• _EXCERPTED DATA_
-.-.-

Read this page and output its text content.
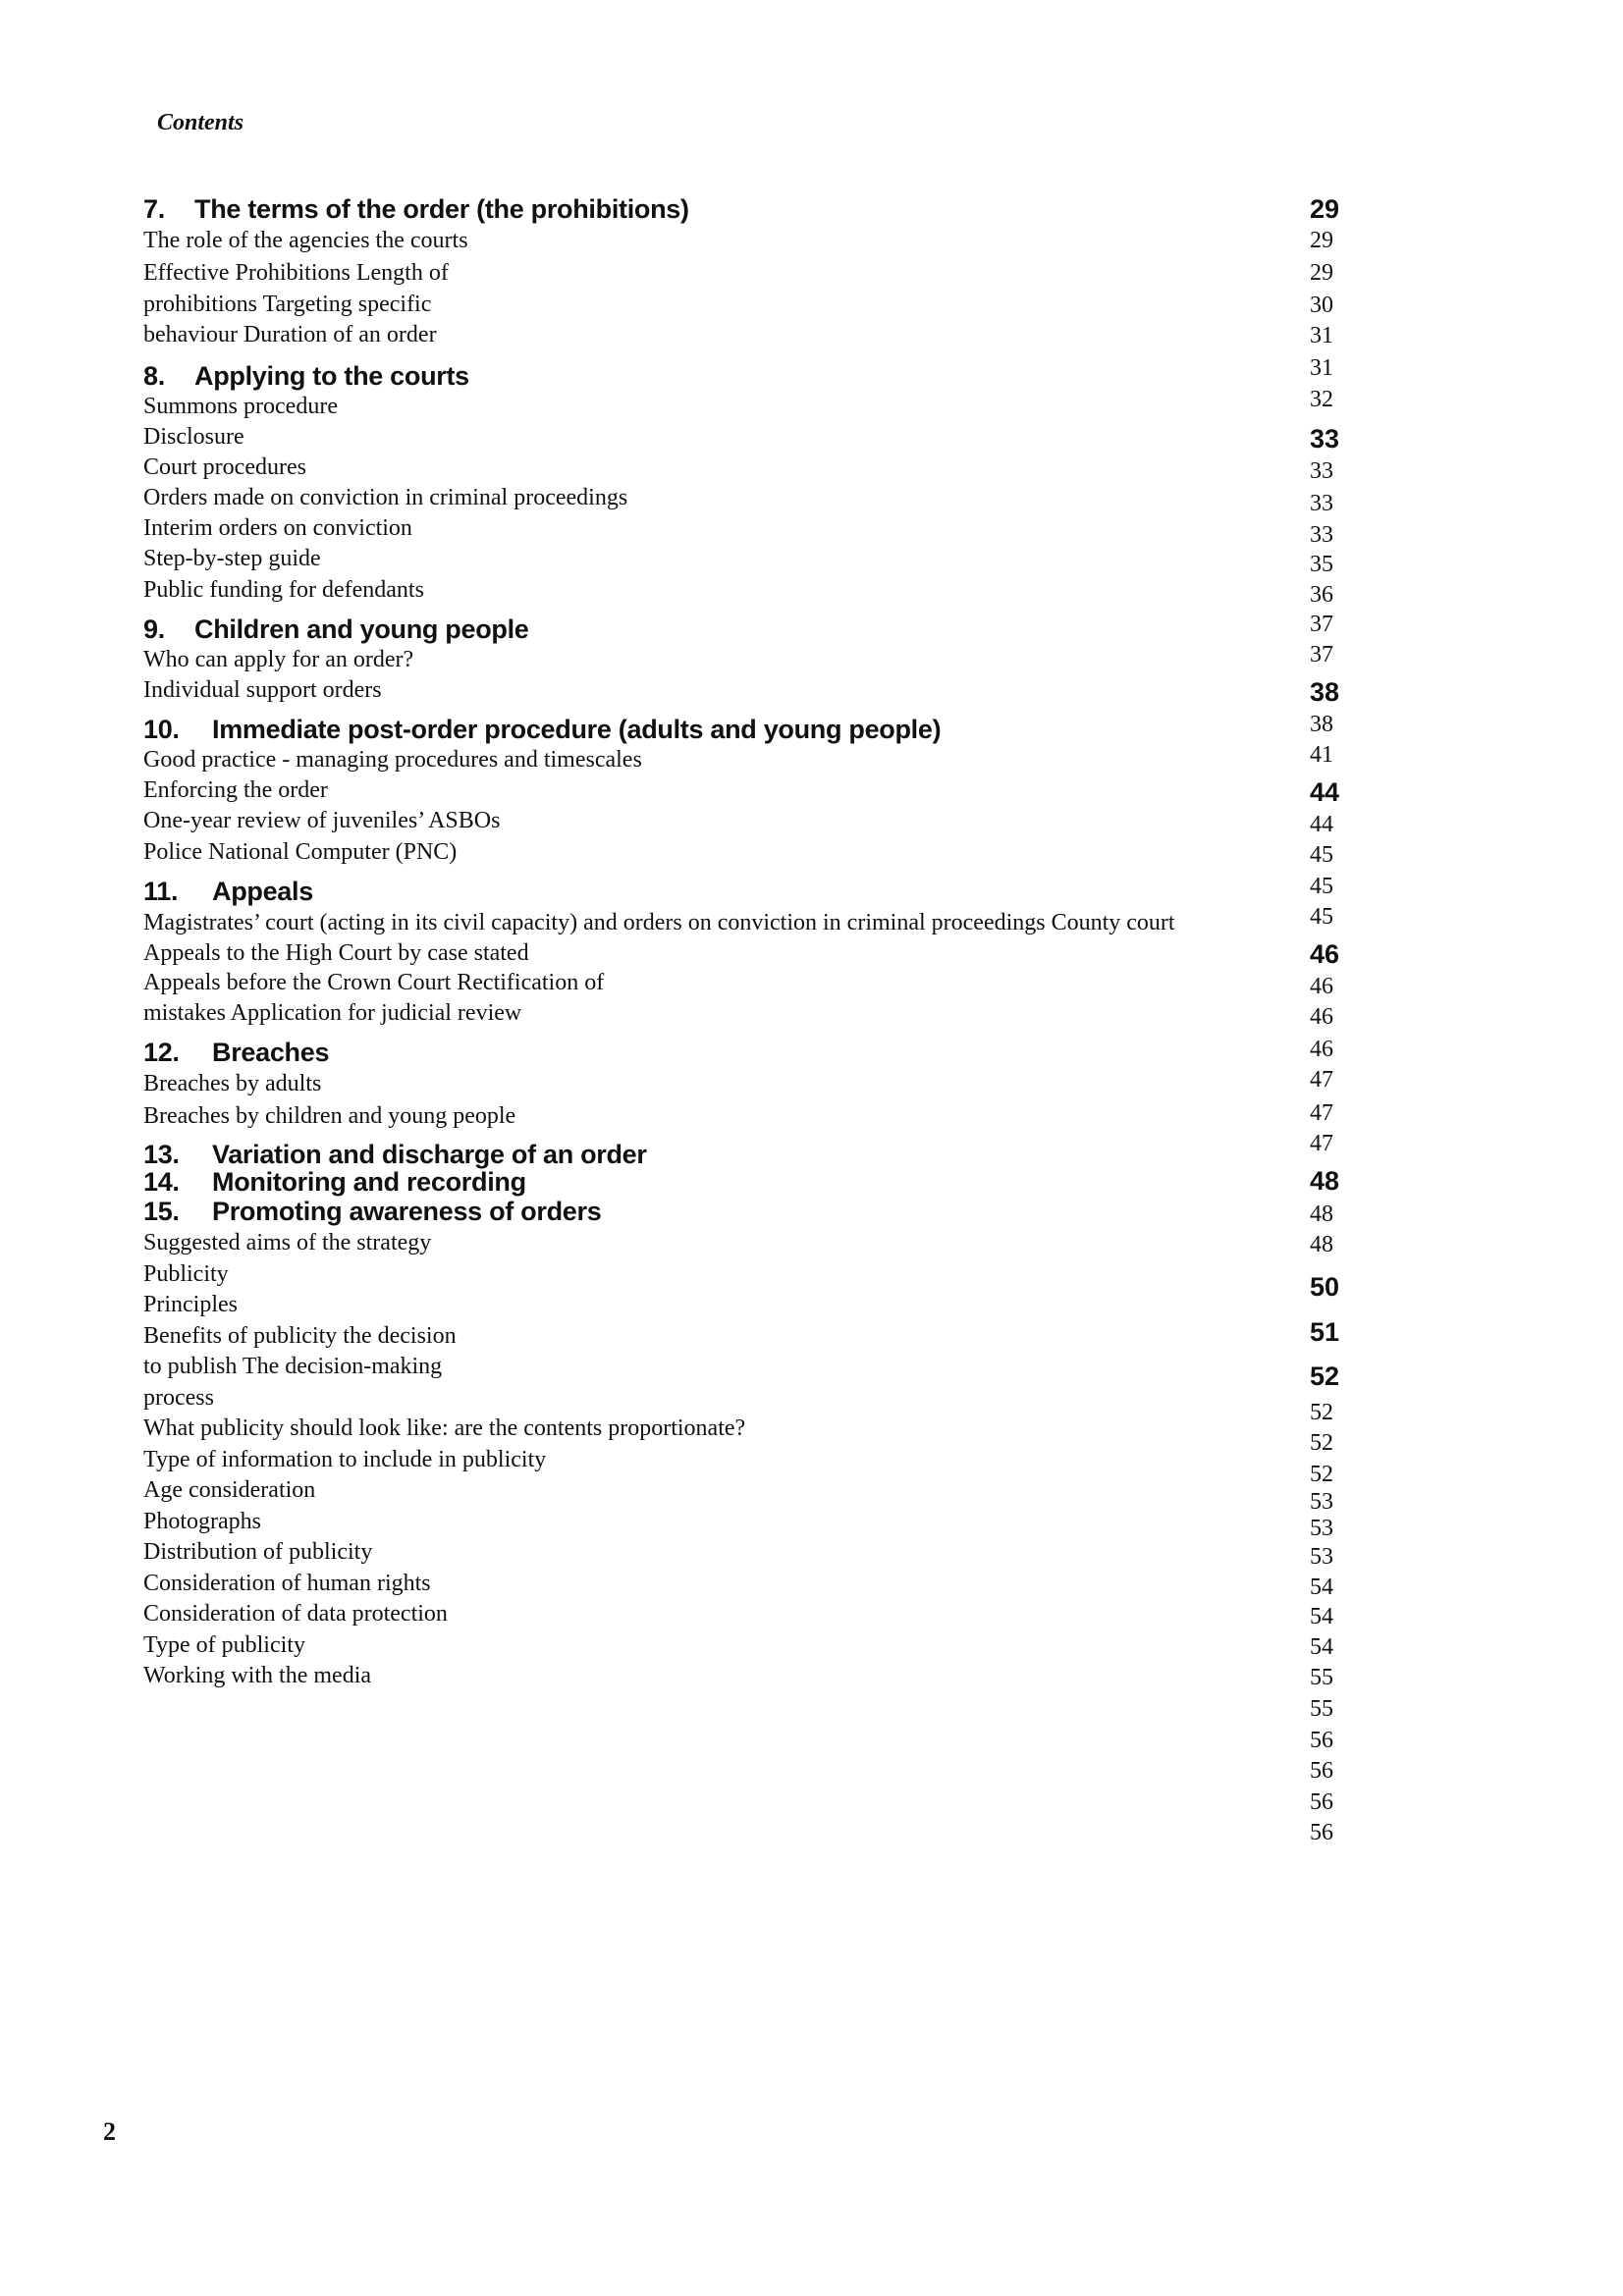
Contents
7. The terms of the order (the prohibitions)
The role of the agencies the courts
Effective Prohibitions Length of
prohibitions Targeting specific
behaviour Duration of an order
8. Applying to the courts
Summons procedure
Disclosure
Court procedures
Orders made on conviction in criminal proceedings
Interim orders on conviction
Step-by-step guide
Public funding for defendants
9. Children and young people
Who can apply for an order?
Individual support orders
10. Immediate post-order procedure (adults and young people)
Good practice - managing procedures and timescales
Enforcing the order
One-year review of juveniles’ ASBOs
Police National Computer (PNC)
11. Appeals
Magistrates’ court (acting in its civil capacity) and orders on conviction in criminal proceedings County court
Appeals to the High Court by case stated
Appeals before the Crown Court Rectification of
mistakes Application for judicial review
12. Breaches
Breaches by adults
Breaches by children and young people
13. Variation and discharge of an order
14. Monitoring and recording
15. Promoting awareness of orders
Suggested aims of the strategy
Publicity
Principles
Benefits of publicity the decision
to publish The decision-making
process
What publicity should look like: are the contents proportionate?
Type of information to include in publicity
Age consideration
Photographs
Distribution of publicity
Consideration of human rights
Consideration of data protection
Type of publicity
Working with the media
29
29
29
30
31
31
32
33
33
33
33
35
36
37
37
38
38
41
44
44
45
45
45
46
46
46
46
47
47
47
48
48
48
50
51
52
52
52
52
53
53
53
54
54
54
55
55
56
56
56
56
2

-.-.-

• _EXERCISE INSTRUCTIONS_
Determine how many lines of the material include the string "young". Output only that count.

• _SOLVED EXERCISE_
3